[START]
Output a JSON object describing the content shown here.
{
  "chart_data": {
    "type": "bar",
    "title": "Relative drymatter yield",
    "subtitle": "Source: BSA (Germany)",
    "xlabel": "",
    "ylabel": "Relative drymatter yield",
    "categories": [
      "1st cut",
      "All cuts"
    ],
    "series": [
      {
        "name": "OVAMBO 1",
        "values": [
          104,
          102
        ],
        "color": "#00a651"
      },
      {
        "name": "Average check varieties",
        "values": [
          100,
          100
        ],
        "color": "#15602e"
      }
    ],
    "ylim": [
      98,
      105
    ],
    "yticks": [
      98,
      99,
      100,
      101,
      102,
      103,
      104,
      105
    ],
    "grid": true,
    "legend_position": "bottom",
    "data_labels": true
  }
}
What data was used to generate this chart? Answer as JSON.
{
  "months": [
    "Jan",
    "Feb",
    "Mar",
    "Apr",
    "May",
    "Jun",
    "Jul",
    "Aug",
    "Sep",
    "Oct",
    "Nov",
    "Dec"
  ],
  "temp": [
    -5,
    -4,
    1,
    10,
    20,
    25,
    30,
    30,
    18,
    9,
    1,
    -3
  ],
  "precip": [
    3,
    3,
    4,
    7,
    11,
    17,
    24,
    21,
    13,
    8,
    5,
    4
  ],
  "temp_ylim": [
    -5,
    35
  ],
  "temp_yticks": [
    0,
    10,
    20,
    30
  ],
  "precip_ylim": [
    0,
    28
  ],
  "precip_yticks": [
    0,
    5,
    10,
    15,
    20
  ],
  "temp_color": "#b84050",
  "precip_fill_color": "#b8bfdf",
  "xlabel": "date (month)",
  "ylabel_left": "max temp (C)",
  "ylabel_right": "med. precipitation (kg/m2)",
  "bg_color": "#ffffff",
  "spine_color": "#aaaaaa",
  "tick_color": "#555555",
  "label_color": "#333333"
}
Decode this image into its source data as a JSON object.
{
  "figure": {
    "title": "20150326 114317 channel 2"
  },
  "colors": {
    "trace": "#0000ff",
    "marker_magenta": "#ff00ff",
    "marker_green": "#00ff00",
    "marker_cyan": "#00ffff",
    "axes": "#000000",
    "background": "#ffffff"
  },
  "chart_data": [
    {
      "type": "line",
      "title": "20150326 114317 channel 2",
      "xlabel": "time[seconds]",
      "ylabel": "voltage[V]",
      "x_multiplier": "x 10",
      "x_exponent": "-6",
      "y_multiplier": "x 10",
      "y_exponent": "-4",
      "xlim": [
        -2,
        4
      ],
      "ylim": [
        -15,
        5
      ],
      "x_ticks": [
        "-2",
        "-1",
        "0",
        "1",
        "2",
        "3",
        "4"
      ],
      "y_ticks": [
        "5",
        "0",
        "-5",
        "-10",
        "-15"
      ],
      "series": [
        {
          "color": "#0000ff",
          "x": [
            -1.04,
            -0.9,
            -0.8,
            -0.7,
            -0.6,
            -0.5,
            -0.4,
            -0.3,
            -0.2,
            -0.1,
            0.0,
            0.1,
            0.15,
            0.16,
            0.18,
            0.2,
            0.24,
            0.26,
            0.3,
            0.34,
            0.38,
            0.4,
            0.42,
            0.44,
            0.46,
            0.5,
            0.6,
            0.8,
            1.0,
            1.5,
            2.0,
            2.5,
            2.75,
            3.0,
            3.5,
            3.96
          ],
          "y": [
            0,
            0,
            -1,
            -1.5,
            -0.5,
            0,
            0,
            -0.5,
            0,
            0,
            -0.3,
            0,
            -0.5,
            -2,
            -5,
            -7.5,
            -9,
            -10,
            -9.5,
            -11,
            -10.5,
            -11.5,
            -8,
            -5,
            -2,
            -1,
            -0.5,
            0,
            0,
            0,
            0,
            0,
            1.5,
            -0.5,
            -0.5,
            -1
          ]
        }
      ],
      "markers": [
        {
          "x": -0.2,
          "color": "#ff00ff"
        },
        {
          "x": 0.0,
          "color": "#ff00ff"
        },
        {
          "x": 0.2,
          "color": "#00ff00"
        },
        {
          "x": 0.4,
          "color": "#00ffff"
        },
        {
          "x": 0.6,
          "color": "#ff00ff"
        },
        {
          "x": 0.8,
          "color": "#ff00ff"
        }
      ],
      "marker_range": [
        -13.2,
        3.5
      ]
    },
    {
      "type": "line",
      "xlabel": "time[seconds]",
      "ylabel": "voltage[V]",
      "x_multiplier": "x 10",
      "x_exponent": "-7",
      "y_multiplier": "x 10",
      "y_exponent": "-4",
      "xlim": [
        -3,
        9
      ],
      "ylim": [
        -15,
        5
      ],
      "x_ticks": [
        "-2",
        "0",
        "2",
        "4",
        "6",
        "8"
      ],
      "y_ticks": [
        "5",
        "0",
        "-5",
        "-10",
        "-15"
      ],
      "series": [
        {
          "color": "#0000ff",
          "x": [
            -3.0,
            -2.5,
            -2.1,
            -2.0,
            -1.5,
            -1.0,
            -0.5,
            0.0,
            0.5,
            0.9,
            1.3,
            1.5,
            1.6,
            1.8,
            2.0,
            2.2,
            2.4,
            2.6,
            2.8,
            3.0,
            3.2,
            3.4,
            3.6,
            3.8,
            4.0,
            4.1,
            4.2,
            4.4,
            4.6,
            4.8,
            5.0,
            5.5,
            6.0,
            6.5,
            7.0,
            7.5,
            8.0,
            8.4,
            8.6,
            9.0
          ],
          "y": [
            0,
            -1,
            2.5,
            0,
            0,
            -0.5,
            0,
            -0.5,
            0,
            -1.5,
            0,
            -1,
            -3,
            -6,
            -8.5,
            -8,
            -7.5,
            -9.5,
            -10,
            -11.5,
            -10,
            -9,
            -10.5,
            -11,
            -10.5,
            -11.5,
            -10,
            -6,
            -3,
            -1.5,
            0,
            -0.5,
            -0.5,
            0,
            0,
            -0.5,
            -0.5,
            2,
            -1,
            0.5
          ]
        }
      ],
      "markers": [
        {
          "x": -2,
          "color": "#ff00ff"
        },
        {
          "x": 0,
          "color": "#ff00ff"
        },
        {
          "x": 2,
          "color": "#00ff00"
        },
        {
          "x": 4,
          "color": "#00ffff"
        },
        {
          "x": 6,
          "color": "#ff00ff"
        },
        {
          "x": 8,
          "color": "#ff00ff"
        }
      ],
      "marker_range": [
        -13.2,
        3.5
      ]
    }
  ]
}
[END]
■ Do this:
Repeat the listing above without any change.

■ In response:
Output a JSON object describing the content shown here.
{
  "chart_data": {
    "type": "bar",
    "title": "Relative drymatter yield",
    "subtitle": "Source: BSA (Germany)",
    "xlabel": "",
    "ylabel": "Relative drymatter yield",
    "categories": [
      "1st cut",
      "All cuts"
    ],
    "series": [
      {
        "name": "OVAMBO 1",
        "values": [
          104,
          102
        ],
        "color": "#00a651"
      },
      {
        "name": "Average check varieties",
        "values": [
          100,
          100
        ],
        "color": "#15602e"
      }
    ],
    "ylim": [
      98,
      105
    ],
    "yticks": [
      98,
      99,
      100,
      101,
      102,
      103,
      104,
      105
    ],
    "grid": true,
    "legend_position": "bottom",
    "data_labels": true
  }
}
What data was used to generate this chart? Answer as JSON.
{
  "months": [
    "Jan",
    "Feb",
    "Mar",
    "Apr",
    "May",
    "Jun",
    "Jul",
    "Aug",
    "Sep",
    "Oct",
    "Nov",
    "Dec"
  ],
  "temp": [
    -5,
    -4,
    1,
    10,
    20,
    25,
    30,
    30,
    18,
    9,
    1,
    -3
  ],
  "precip": [
    3,
    3,
    4,
    7,
    11,
    17,
    24,
    21,
    13,
    8,
    5,
    4
  ],
  "temp_ylim": [
    -5,
    35
  ],
  "temp_yticks": [
    0,
    10,
    20,
    30
  ],
  "precip_ylim": [
    0,
    28
  ],
  "precip_yticks": [
    0,
    5,
    10,
    15,
    20
  ],
  "temp_color": "#b84050",
  "precip_fill_color": "#b8bfdf",
  "xlabel": "date (month)",
  "ylabel_left": "max temp (C)",
  "ylabel_right": "med. precipitation (kg/m2)",
  "bg_color": "#ffffff",
  "spine_color": "#aaaaaa",
  "tick_color": "#555555",
  "label_color": "#333333"
}
Decode this image into its source data as a JSON object.
{
  "figure": {
    "title": "20150326 114317 channel 2"
  },
  "colors": {
    "trace": "#0000ff",
    "marker_magenta": "#ff00ff",
    "marker_green": "#00ff00",
    "marker_cyan": "#00ffff",
    "axes": "#000000",
    "background": "#ffffff"
  },
  "chart_data": [
    {
      "type": "line",
      "title": "20150326 114317 channel 2",
      "xlabel": "time[seconds]",
      "ylabel": "voltage[V]",
      "x_multiplier": "x 10",
      "x_exponent": "-6",
      "y_multiplier": "x 10",
      "y_exponent": "-4",
      "xlim": [
        -2,
        4
      ],
      "ylim": [
        -15,
        5
      ],
      "x_ticks": [
        "-2",
        "-1",
        "0",
        "1",
        "2",
        "3",
        "4"
      ],
      "y_ticks": [
        "5",
        "0",
        "-5",
        "-10",
        "-15"
      ],
      "series": [
        {
          "color": "#0000ff",
          "x": [
            -1.04,
            -0.9,
            -0.8,
            -0.7,
            -0.6,
            -0.5,
            -0.4,
            -0.3,
            -0.2,
            -0.1,
            0.0,
            0.1,
            0.15,
            0.16,
            0.18,
            0.2,
            0.24,
            0.26,
            0.3,
            0.34,
            0.38,
            0.4,
            0.42,
            0.44,
            0.46,
            0.5,
            0.6,
            0.8,
            1.0,
            1.5,
            2.0,
            2.5,
            2.75,
            3.0,
            3.5,
            3.96
          ],
          "y": [
            0,
            0,
            -1,
            -1.5,
            -0.5,
            0,
            0,
            -0.5,
            0,
            0,
            -0.3,
            0,
            -0.5,
            -2,
            -5,
            -7.5,
            -9,
            -10,
            -9.5,
            -11,
            -10.5,
            -11.5,
            -8,
            -5,
            -2,
            -1,
            -0.5,
            0,
            0,
            0,
            0,
            0,
            1.5,
            -0.5,
            -0.5,
            -1
          ]
        }
      ],
      "markers": [
        {
          "x": -0.2,
          "color": "#ff00ff"
        },
        {
          "x": 0.0,
          "color": "#ff00ff"
        },
        {
          "x": 0.2,
          "color": "#00ff00"
        },
        {
          "x": 0.4,
          "color": "#00ffff"
        },
        {
          "x": 0.6,
          "color": "#ff00ff"
        },
        {
          "x": 0.8,
          "color": "#ff00ff"
        }
      ],
      "marker_range": [
        -13.2,
        3.5
      ]
    },
    {
      "type": "line",
      "xlabel": "time[seconds]",
      "ylabel": "voltage[V]",
      "x_multiplier": "x 10",
      "x_exponent": "-7",
      "y_multiplier": "x 10",
      "y_exponent": "-4",
      "xlim": [
        -3,
        9
      ],
      "ylim": [
        -15,
        5
      ],
      "x_ticks": [
        "-2",
        "0",
        "2",
        "4",
        "6",
        "8"
      ],
      "y_ticks": [
        "5",
        "0",
        "-5",
        "-10",
        "-15"
      ],
      "series": [
        {
          "color": "#0000ff",
          "x": [
            -3.0,
            -2.5,
            -2.1,
            -2.0,
            -1.5,
            -1.0,
            -0.5,
            0.0,
            0.5,
            0.9,
            1.3,
            1.5,
            1.6,
            1.8,
            2.0,
            2.2,
            2.4,
            2.6,
            2.8,
            3.0,
            3.2,
            3.4,
            3.6,
            3.8,
            4.0,
            4.1,
            4.2,
            4.4,
            4.6,
            4.8,
            5.0,
            5.5,
            6.0,
            6.5,
            7.0,
            7.5,
            8.0,
            8.4,
            8.6,
            9.0
          ],
          "y": [
            0,
            -1,
            2.5,
            0,
            0,
            -0.5,
            0,
            -0.5,
            0,
            -1.5,
            0,
            -1,
            -3,
            -6,
            -8.5,
            -8,
            -7.5,
            -9.5,
            -10,
            -11.5,
            -10,
            -9,
            -10.5,
            -11,
            -10.5,
            -11.5,
            -10,
            -6,
            -3,
            -1.5,
            0,
            -0.5,
            -0.5,
            0,
            0,
            -0.5,
            -0.5,
            2,
            -1,
            0.5
          ]
        }
      ],
      "markers": [
        {
          "x": -2,
          "color": "#ff00ff"
        },
        {
          "x": 0,
          "color": "#ff00ff"
        },
        {
          "x": 2,
          "color": "#00ff00"
        },
        {
          "x": 4,
          "color": "#00ffff"
        },
        {
          "x": 6,
          "color": "#ff00ff"
        },
        {
          "x": 8,
          "color": "#ff00ff"
        }
      ],
      "marker_range": [
        -13.2,
        3.5
      ]
    }
  ]
}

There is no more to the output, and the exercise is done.